■ Records for processing ■
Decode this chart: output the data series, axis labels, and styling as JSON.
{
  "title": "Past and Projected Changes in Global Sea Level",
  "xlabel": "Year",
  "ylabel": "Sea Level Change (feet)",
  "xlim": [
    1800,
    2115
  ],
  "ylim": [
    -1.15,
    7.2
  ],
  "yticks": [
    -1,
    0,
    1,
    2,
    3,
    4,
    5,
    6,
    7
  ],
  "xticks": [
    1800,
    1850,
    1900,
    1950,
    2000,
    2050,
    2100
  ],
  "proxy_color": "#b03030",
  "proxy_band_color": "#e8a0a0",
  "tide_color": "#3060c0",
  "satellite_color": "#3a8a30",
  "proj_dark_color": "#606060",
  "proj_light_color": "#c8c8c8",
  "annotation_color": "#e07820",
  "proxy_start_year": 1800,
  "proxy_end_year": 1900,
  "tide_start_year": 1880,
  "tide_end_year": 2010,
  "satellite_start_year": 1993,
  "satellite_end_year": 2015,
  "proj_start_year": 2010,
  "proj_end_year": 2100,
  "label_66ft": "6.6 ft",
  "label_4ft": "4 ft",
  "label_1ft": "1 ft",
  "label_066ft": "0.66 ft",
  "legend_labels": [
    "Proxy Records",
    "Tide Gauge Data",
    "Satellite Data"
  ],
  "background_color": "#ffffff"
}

■ Problem to work on ■
Write the data from above out again, exactly.

■ Final answer ■
Decode this chart: output the data series, axis labels, and styling as JSON.
{
  "title": "Past and Projected Changes in Global Sea Level",
  "xlabel": "Year",
  "ylabel": "Sea Level Change (feet)",
  "xlim": [
    1800,
    2115
  ],
  "ylim": [
    -1.15,
    7.2
  ],
  "yticks": [
    -1,
    0,
    1,
    2,
    3,
    4,
    5,
    6,
    7
  ],
  "xticks": [
    1800,
    1850,
    1900,
    1950,
    2000,
    2050,
    2100
  ],
  "proxy_color": "#b03030",
  "proxy_band_color": "#e8a0a0",
  "tide_color": "#3060c0",
  "satellite_color": "#3a8a30",
  "proj_dark_color": "#606060",
  "proj_light_color": "#c8c8c8",
  "annotation_color": "#e07820",
  "proxy_start_year": 1800,
  "proxy_end_year": 1900,
  "tide_start_year": 1880,
  "tide_end_year": 2010,
  "satellite_start_year": 1993,
  "satellite_end_year": 2015,
  "proj_start_year": 2010,
  "proj_end_year": 2100,
  "label_66ft": "6.6 ft",
  "label_4ft": "4 ft",
  "label_1ft": "1 ft",
  "label_066ft": "0.66 ft",
  "legend_labels": [
    "Proxy Records",
    "Tide Gauge Data",
    "Satellite Data"
  ],
  "background_color": "#ffffff"
}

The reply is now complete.